— BEGIN Source data —

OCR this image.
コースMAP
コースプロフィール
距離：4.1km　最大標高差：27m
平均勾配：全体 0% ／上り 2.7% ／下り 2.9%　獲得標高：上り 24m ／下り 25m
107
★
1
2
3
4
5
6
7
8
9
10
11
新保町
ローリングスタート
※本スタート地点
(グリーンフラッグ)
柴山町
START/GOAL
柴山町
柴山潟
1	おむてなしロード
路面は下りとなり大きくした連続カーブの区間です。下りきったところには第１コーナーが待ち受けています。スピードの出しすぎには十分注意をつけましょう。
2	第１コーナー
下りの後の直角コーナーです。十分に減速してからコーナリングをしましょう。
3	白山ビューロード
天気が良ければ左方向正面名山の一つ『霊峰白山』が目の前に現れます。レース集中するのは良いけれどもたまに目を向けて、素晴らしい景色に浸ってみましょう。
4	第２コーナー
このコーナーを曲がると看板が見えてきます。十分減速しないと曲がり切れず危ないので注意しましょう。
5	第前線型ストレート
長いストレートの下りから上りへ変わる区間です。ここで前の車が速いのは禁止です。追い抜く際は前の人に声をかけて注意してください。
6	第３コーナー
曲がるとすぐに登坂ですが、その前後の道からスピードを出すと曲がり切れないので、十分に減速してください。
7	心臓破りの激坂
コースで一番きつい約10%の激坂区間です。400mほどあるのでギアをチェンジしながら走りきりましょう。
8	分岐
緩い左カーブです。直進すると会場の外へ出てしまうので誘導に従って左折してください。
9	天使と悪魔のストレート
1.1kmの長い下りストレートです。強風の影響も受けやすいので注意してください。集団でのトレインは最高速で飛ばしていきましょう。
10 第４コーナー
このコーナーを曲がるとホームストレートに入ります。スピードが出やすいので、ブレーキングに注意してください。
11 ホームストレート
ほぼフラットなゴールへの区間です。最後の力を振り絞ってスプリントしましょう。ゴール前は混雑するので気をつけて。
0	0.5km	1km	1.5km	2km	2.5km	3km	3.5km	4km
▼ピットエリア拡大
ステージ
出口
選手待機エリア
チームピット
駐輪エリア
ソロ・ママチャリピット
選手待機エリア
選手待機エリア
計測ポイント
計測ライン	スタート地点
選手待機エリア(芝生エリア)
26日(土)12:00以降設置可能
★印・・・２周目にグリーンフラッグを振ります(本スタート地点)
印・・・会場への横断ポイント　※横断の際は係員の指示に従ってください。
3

— END Source data —
— BEGIN Source data —

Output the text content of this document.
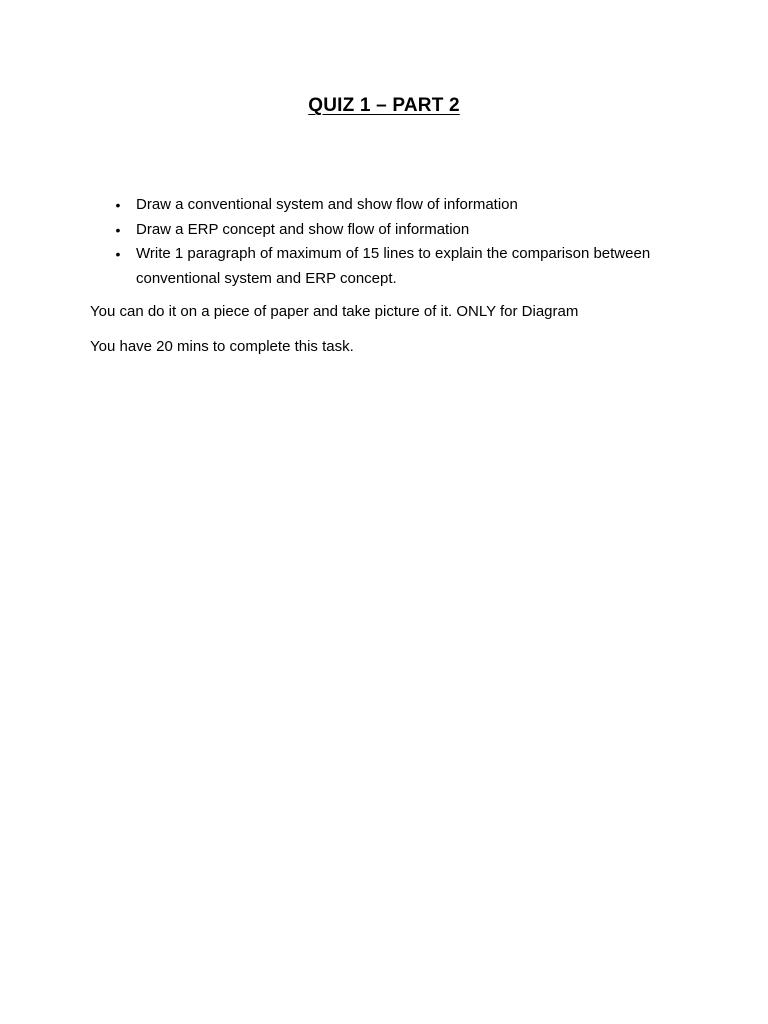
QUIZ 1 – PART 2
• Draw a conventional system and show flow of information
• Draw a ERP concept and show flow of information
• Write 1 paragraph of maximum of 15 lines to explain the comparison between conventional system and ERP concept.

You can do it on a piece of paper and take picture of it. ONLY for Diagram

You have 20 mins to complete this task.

— END Source data —
— BEGIN Source data —

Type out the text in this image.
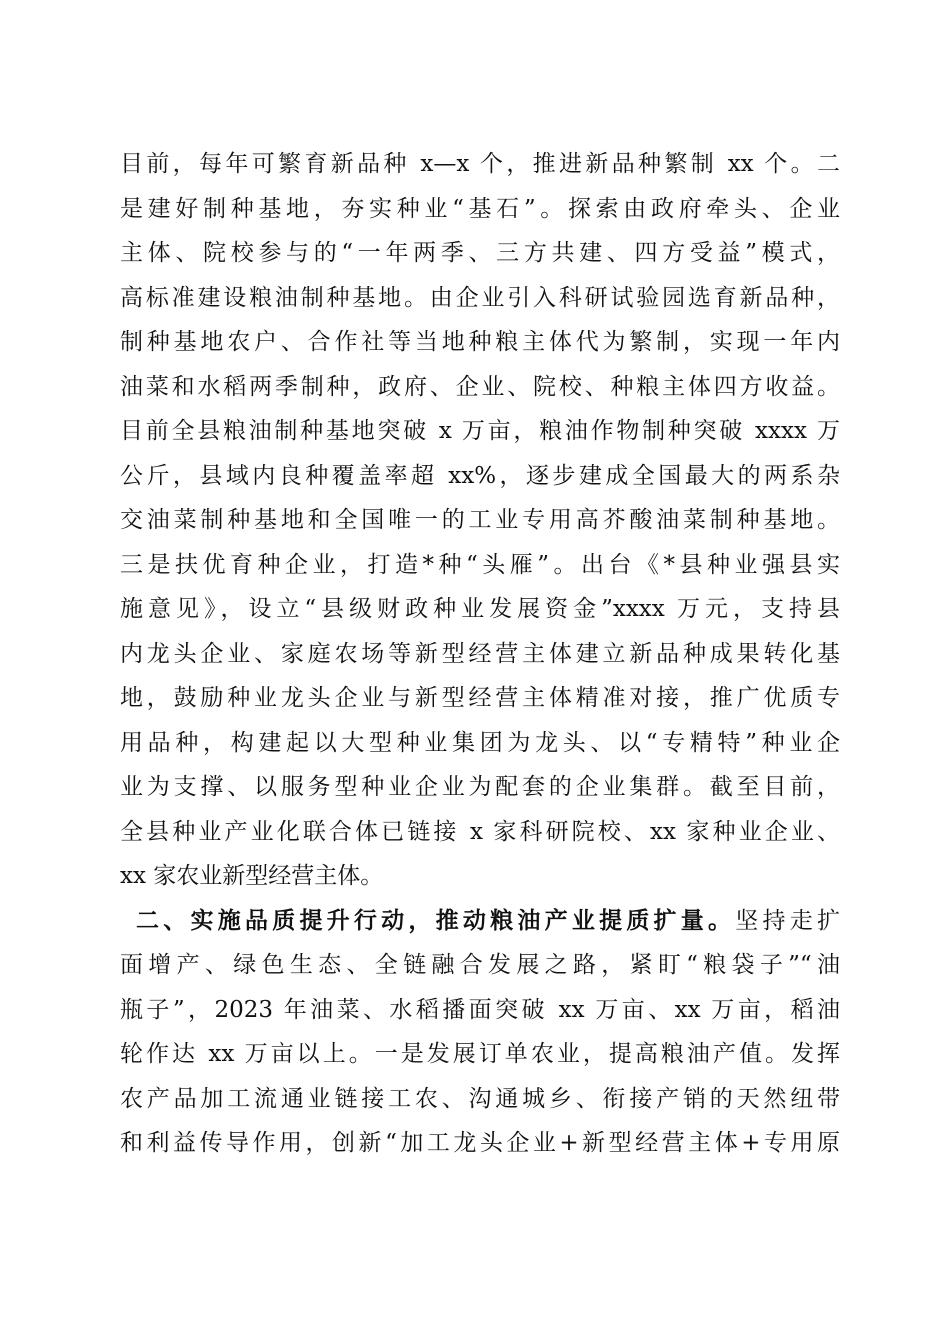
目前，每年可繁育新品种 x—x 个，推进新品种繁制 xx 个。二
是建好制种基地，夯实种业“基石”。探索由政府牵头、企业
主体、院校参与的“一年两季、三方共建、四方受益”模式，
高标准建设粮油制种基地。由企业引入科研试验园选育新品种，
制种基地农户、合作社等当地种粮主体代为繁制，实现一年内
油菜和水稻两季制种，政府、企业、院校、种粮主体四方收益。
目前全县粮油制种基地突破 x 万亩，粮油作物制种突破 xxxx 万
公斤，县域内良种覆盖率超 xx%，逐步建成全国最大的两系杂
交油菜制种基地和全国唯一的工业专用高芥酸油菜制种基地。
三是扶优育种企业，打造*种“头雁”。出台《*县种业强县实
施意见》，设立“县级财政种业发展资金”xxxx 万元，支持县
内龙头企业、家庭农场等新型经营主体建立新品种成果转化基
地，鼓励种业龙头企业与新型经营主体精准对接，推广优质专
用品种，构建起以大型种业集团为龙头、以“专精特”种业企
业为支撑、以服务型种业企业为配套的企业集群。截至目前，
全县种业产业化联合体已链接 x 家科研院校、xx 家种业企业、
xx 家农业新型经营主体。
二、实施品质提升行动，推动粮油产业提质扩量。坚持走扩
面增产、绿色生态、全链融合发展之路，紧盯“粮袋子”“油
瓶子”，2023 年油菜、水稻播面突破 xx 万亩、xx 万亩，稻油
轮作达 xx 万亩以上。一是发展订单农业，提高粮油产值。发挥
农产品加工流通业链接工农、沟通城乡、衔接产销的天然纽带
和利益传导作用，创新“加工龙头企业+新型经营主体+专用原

— END Source data —

Instruction: Filter the records above for "conventional" and copy every matching line.

Response to this exercise:
• Draw a conventional system and show flow of information
• Write 1 paragraph of maximum of 15 lines to explain the comparison between conventional system and ERP concept.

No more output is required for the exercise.